** START INPUT FOR THIS TASK **

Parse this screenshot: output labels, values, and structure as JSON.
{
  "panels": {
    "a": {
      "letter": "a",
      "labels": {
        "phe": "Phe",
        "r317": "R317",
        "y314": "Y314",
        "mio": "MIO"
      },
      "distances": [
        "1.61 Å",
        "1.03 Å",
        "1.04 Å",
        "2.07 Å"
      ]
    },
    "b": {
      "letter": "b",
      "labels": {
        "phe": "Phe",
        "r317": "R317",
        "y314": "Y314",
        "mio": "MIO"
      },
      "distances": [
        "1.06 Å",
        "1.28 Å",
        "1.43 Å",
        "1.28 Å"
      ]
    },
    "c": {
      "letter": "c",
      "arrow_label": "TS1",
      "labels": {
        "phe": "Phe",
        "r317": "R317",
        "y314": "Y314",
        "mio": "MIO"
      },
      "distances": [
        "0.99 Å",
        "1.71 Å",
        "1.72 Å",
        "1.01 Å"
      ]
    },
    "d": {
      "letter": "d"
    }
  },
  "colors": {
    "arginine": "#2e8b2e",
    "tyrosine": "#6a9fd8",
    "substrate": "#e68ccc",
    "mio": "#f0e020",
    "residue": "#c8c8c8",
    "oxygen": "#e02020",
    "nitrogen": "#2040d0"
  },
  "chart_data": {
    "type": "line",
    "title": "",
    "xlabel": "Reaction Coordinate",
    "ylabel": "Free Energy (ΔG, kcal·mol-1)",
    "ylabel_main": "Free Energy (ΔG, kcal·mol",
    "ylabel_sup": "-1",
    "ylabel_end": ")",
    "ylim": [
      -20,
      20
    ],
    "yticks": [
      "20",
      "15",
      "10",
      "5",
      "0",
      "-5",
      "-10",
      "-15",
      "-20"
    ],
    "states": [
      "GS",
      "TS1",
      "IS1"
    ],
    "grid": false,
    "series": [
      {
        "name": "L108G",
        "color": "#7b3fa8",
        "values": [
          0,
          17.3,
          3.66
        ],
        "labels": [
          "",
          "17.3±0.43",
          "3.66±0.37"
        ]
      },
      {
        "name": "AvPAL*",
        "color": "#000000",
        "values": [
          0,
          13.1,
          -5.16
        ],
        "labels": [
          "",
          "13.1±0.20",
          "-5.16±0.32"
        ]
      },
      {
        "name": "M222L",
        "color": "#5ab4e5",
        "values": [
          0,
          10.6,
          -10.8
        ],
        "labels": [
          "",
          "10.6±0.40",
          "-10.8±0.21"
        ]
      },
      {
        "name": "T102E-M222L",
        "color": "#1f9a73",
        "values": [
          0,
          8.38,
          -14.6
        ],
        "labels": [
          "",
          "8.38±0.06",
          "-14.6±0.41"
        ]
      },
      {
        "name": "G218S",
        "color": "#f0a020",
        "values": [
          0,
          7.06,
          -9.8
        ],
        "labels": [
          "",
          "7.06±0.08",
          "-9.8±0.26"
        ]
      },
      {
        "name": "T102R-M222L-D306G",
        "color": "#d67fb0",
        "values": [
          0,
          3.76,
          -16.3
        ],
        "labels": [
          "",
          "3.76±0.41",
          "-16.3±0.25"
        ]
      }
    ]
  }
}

** END INPUT FOR THIS TASK **

▶ **TO BE DONE**
Each line that holds the word "kcal" should be extracted from the records.

▶ **WRITTEN REPLY**
    "ylabel": "Free Energy (ΔG, kcal·mol-1)",
    "ylabel_main": "Free Energy (ΔG, kcal·mol",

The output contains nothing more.